-- Source data --
----

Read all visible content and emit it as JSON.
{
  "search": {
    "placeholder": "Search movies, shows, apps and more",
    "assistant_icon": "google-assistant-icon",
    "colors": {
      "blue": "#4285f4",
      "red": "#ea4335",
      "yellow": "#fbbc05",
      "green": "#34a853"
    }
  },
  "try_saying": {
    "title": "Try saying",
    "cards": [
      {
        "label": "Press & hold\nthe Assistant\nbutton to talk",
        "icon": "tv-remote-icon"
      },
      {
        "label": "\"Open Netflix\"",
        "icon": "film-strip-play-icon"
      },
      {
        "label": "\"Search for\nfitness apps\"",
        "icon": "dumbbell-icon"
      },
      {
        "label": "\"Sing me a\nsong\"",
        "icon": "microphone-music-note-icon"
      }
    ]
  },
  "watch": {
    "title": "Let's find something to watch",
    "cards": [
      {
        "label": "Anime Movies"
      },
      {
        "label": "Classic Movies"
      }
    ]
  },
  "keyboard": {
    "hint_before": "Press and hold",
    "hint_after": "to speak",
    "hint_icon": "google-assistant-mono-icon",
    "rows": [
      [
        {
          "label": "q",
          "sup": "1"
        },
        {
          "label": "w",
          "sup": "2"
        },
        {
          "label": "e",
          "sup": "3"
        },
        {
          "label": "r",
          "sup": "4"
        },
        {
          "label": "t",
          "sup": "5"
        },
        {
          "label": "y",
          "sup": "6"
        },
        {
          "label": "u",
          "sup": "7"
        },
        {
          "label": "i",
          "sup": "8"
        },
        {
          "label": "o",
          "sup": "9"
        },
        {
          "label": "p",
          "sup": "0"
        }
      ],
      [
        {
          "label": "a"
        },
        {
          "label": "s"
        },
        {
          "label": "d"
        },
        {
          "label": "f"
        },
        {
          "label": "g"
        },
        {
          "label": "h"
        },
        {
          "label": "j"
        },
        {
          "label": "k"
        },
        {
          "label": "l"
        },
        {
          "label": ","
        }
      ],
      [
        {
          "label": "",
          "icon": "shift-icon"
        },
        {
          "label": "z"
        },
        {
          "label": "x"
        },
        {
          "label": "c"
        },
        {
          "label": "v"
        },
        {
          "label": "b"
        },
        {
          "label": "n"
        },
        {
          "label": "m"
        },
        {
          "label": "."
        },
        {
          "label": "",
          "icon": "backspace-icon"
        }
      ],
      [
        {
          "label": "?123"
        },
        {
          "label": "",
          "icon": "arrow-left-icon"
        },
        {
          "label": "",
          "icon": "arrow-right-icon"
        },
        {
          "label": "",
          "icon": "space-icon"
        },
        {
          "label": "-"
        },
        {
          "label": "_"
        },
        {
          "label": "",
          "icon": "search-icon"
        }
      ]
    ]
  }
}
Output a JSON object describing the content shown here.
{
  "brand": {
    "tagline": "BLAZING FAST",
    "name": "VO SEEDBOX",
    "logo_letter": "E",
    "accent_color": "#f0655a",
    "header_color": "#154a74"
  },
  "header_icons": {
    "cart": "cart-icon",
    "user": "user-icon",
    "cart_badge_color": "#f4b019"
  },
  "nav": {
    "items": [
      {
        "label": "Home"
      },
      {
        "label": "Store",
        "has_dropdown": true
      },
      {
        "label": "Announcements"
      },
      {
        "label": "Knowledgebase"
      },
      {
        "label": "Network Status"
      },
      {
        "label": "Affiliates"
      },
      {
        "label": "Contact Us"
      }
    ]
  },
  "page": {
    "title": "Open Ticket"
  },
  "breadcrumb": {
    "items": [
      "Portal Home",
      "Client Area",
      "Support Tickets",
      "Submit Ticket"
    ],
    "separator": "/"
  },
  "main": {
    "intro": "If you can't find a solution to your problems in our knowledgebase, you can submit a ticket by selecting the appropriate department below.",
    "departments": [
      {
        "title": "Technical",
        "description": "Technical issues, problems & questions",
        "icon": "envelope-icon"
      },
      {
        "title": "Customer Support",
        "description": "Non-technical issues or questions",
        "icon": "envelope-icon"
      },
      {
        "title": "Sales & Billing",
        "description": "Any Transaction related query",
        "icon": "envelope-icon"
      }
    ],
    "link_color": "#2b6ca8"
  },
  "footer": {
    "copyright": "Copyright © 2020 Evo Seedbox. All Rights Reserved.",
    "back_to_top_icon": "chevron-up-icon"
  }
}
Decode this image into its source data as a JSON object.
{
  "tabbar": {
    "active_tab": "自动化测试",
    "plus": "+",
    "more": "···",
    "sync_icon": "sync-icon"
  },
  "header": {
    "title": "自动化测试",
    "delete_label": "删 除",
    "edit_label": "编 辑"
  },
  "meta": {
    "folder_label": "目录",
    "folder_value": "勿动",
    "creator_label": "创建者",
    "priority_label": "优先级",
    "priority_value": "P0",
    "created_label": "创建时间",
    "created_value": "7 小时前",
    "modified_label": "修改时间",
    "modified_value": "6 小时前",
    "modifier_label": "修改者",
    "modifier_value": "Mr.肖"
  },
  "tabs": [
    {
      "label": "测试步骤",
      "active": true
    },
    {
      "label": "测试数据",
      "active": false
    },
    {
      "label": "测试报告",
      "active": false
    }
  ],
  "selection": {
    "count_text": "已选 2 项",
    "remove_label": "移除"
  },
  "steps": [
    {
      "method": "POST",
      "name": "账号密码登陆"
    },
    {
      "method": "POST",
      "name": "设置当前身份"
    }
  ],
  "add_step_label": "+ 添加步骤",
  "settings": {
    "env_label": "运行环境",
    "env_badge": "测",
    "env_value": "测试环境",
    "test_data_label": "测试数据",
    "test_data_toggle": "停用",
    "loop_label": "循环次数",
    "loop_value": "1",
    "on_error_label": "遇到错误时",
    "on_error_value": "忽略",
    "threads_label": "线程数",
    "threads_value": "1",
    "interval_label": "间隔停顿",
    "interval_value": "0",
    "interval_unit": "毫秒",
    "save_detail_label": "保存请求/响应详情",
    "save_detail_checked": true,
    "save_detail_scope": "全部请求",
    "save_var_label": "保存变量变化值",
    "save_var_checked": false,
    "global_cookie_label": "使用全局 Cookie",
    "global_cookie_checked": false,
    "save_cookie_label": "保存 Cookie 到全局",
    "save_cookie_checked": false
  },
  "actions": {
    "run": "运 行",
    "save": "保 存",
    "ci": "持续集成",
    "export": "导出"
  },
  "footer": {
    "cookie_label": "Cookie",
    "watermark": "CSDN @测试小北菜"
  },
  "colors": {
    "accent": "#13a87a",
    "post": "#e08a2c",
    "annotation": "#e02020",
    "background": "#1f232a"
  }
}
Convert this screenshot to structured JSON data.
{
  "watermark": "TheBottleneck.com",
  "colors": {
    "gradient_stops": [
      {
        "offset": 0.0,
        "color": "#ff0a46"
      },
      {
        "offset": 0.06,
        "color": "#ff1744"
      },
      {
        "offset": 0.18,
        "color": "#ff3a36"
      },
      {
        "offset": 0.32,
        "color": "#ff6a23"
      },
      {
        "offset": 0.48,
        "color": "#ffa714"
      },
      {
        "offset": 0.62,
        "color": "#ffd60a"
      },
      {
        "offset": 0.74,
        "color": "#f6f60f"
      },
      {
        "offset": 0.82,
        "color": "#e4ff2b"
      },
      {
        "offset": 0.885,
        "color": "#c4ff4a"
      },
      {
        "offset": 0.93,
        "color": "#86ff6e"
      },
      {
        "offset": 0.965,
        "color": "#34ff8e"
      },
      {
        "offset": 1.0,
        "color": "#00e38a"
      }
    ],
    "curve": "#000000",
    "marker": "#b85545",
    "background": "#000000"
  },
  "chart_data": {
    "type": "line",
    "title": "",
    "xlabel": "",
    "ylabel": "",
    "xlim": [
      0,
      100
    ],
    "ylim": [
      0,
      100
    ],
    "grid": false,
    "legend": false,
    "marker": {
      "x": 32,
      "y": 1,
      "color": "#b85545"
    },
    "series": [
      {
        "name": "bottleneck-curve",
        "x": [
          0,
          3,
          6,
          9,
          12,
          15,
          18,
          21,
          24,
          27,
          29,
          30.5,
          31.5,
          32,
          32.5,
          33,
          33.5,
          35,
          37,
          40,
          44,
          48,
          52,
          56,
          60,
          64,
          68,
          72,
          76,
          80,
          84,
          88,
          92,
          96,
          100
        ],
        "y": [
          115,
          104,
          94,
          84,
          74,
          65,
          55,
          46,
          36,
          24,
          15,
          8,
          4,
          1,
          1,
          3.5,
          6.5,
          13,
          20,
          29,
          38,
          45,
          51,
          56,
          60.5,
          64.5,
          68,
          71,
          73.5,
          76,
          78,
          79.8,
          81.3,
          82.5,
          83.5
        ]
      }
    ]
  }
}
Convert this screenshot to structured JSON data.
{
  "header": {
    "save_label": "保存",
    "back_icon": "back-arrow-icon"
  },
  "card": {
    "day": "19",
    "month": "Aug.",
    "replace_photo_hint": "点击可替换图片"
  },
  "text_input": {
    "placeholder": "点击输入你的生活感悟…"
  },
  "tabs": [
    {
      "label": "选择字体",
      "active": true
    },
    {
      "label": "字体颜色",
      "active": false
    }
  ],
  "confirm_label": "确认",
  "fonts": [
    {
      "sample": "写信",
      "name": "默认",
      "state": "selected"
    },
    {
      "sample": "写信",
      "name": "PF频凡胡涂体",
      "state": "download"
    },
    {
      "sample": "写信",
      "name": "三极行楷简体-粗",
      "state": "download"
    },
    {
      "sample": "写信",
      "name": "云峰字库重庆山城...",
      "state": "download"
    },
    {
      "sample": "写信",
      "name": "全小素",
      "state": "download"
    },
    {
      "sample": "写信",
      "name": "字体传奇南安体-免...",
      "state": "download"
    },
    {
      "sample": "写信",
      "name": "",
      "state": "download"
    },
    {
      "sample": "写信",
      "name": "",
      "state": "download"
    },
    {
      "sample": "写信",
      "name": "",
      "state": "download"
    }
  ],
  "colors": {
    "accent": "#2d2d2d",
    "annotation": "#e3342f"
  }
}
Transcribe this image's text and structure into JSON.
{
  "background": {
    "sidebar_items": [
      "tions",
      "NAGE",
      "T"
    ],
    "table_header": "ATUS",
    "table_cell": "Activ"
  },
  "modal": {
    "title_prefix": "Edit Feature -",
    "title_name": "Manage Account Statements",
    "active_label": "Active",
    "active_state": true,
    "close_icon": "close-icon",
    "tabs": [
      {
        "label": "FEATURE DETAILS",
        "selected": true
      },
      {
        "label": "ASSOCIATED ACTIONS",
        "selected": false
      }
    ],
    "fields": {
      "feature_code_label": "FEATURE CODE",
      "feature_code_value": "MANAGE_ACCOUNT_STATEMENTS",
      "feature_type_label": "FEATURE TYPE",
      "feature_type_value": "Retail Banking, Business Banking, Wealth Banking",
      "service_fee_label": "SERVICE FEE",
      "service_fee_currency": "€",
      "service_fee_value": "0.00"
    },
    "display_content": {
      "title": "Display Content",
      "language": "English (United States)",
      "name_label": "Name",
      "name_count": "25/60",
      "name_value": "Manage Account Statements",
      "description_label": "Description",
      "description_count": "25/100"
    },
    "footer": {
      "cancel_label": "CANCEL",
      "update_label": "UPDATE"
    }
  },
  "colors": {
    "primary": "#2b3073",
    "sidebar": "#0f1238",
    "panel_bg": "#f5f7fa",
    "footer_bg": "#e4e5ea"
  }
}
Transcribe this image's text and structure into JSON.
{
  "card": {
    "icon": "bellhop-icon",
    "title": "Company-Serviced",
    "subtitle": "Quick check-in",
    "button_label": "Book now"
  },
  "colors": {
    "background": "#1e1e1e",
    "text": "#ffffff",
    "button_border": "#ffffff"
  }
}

----

-- Work to complete --
Go through the records above, find every line with the word "object", and list those lines.

-- Exercise answer --
Output a JSON object describing the content shown here.
Decode this image into its source data as a JSON object.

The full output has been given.